-- start Listing --

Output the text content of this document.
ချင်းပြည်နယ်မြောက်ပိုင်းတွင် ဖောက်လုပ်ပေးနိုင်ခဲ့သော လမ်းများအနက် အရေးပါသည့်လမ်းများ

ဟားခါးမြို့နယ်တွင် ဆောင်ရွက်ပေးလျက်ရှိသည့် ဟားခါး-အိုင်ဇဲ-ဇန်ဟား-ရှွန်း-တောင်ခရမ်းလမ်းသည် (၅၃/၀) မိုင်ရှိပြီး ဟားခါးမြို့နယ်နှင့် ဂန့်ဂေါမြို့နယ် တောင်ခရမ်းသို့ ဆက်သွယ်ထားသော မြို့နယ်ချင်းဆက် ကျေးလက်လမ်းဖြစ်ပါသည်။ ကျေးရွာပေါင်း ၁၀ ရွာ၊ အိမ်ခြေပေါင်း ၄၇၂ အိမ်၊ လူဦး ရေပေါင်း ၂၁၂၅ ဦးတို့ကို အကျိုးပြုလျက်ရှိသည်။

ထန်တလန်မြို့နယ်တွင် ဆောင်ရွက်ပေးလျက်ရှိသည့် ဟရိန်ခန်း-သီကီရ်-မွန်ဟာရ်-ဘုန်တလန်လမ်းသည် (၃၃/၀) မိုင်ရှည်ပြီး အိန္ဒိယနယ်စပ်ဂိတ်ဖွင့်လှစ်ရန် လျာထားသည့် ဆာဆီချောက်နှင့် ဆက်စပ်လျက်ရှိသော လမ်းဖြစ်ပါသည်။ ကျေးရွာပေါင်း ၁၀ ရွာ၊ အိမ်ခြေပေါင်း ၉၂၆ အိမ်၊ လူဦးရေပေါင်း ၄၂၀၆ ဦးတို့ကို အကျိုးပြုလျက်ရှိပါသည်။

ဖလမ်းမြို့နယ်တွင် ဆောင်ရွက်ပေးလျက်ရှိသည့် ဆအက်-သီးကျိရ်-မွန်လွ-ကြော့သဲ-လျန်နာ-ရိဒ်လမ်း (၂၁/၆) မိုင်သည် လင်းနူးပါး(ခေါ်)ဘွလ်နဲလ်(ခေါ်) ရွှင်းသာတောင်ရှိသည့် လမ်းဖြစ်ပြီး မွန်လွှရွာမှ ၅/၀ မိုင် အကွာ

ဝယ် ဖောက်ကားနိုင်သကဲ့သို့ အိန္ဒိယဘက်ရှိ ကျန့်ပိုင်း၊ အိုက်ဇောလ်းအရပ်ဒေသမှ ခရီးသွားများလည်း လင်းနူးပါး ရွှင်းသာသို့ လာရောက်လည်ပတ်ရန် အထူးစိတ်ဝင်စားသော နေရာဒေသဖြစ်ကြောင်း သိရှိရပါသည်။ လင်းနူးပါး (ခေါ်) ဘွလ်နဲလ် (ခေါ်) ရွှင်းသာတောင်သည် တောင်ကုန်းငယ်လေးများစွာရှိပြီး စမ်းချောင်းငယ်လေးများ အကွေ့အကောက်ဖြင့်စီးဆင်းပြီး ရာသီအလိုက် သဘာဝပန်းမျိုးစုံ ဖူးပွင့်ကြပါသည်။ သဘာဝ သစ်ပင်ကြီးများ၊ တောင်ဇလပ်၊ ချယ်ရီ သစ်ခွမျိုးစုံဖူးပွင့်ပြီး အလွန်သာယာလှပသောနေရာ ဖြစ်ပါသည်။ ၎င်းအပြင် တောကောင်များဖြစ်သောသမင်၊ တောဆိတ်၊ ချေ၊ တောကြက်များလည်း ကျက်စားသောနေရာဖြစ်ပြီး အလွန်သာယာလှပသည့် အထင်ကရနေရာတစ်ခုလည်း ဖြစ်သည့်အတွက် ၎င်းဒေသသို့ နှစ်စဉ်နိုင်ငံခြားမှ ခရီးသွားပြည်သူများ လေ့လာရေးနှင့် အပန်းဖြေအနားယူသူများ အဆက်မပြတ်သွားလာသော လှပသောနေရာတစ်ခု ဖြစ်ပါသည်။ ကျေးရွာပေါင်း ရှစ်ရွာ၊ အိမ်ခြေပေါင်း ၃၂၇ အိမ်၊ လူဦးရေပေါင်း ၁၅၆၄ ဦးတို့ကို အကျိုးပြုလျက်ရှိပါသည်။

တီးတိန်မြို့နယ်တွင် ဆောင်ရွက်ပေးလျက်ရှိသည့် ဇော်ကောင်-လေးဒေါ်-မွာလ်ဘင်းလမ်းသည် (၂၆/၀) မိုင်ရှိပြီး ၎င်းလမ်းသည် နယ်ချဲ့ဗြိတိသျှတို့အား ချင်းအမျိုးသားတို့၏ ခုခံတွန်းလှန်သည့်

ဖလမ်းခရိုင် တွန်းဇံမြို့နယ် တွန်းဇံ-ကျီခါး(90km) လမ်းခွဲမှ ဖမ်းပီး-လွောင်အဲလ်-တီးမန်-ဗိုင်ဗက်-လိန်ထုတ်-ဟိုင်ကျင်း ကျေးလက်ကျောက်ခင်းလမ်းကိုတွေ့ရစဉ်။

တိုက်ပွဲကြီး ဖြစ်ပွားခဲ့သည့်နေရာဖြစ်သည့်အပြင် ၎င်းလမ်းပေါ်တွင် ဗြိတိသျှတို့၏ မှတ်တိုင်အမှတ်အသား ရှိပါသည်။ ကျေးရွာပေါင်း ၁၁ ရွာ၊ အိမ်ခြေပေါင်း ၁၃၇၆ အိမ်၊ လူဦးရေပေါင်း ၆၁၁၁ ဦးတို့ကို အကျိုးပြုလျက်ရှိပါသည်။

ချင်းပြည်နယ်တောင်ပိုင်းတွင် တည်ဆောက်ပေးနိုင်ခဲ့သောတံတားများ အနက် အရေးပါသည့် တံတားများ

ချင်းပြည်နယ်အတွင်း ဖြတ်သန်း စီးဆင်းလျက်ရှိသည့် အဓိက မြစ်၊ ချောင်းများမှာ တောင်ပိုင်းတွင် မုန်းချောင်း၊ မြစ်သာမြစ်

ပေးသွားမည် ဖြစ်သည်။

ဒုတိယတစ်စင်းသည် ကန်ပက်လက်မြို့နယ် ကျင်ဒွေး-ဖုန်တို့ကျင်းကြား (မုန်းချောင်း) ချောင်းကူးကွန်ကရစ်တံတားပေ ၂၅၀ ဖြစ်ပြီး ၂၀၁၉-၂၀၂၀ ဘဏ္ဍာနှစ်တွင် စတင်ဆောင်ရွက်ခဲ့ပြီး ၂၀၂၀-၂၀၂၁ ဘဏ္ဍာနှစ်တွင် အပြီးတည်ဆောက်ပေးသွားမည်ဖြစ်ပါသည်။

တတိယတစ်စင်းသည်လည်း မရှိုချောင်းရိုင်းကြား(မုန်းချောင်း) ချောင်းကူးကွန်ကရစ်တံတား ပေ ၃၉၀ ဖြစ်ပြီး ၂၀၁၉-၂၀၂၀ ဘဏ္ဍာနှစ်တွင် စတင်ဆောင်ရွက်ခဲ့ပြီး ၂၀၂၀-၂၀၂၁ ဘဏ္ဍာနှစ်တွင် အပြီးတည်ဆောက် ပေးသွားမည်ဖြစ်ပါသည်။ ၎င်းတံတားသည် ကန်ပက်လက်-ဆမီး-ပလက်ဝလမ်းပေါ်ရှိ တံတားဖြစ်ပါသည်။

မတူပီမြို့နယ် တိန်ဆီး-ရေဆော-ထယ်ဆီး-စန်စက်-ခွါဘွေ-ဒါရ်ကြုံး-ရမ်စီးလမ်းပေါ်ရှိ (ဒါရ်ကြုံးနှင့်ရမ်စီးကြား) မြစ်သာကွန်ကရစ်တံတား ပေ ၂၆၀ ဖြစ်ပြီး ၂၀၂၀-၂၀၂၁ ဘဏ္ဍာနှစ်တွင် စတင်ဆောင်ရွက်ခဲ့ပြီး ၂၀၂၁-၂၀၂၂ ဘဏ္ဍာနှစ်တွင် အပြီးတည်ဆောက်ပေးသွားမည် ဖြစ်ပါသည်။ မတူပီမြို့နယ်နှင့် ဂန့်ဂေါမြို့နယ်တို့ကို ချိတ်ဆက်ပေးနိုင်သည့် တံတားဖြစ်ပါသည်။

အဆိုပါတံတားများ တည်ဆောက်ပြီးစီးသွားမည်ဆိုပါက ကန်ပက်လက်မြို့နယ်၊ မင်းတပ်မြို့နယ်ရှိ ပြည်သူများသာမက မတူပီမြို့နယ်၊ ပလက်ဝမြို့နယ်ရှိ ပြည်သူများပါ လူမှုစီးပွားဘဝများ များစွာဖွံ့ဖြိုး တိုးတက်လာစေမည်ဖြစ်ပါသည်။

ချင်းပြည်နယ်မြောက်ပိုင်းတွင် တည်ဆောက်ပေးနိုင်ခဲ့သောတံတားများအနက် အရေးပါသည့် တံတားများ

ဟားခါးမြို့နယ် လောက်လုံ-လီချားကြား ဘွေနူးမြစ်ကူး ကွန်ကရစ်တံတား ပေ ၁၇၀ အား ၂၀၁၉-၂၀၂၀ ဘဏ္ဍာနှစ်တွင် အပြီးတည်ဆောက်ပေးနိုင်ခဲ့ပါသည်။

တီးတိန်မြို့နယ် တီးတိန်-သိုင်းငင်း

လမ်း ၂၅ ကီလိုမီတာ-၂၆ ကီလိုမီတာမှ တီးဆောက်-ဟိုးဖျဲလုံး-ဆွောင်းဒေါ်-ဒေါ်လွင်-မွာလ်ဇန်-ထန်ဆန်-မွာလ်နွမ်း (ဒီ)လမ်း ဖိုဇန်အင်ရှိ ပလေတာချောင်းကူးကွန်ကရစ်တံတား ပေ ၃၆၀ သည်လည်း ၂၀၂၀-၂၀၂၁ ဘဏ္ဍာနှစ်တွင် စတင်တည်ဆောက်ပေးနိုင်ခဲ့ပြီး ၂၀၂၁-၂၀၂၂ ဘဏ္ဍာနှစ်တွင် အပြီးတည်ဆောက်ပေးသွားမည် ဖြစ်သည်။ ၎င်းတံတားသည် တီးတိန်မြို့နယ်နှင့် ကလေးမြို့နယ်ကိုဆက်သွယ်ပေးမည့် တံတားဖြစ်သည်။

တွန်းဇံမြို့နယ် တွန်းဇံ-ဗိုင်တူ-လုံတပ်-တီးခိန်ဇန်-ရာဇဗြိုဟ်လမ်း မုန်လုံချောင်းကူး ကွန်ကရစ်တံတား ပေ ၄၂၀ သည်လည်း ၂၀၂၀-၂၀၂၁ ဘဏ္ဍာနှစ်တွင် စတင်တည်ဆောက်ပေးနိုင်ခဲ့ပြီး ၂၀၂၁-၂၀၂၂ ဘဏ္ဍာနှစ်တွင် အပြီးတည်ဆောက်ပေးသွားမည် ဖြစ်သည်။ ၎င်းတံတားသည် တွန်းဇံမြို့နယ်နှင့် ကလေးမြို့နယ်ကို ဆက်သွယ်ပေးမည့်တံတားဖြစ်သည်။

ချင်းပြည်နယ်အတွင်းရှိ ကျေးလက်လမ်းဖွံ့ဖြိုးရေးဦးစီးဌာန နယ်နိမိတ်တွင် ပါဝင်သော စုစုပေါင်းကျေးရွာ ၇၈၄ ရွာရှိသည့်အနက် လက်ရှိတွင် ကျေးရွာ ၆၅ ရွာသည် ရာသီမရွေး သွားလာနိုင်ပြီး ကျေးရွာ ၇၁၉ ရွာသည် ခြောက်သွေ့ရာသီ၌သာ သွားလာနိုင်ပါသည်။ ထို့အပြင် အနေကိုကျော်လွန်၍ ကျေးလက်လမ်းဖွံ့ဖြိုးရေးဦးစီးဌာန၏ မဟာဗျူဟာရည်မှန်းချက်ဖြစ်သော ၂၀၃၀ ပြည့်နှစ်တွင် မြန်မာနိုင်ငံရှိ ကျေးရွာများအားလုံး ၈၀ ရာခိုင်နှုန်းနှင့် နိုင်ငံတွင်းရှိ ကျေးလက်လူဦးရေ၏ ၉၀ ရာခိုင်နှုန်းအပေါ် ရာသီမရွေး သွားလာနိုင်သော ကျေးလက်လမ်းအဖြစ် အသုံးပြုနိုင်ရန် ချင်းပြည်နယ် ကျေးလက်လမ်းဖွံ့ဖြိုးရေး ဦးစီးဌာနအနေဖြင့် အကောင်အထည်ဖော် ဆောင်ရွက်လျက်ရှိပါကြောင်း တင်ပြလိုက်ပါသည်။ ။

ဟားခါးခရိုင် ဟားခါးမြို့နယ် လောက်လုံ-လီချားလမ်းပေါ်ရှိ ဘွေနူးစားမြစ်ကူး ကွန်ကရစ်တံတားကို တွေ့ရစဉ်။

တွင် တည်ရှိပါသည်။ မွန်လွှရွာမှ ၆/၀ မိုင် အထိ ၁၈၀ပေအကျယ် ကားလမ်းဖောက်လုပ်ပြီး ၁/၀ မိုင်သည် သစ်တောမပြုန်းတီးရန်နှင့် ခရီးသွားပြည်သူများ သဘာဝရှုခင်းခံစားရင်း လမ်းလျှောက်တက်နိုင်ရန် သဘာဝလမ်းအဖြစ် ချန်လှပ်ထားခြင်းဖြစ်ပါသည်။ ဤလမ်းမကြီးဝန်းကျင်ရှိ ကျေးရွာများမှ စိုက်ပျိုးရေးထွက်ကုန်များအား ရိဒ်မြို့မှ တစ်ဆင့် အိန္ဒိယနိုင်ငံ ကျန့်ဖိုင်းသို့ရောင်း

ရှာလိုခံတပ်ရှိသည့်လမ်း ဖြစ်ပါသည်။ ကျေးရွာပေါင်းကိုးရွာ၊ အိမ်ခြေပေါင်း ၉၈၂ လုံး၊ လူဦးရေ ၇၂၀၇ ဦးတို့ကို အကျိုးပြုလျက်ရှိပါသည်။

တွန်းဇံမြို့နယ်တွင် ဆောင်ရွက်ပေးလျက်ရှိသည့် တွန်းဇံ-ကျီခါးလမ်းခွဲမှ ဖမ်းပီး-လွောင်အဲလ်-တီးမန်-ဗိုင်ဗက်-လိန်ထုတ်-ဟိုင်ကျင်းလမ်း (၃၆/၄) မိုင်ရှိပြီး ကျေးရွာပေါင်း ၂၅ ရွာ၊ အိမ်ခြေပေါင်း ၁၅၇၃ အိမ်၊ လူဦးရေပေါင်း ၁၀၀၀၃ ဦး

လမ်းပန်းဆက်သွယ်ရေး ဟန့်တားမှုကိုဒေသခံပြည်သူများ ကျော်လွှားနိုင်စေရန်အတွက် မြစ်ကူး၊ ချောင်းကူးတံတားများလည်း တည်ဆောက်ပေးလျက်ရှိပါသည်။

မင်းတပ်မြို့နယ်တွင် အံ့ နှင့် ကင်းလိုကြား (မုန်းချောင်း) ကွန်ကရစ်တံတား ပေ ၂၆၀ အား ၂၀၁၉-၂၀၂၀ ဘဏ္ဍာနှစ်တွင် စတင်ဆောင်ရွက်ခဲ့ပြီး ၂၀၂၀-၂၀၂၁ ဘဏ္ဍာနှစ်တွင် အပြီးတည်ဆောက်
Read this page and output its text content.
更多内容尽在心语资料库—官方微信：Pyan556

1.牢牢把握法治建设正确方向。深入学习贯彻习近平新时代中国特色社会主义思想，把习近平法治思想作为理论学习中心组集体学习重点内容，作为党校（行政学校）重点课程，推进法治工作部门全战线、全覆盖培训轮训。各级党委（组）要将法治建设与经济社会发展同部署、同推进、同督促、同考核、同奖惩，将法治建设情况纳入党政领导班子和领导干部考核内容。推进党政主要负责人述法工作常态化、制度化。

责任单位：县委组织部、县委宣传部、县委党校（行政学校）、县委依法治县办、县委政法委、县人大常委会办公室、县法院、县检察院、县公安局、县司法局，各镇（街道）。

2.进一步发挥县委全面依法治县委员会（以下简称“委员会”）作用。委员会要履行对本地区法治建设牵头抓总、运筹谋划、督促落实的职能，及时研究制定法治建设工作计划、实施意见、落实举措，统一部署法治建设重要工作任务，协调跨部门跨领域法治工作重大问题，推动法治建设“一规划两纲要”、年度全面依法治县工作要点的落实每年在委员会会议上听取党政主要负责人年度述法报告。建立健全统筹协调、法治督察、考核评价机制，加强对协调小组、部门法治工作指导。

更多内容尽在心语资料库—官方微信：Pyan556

-- end Listing --

- [What you are asked to do]
Find the word "text" in the records and pull out each line that has it.

- [Exercise solution]
Output the text content of this document.
Read this page and output its text content.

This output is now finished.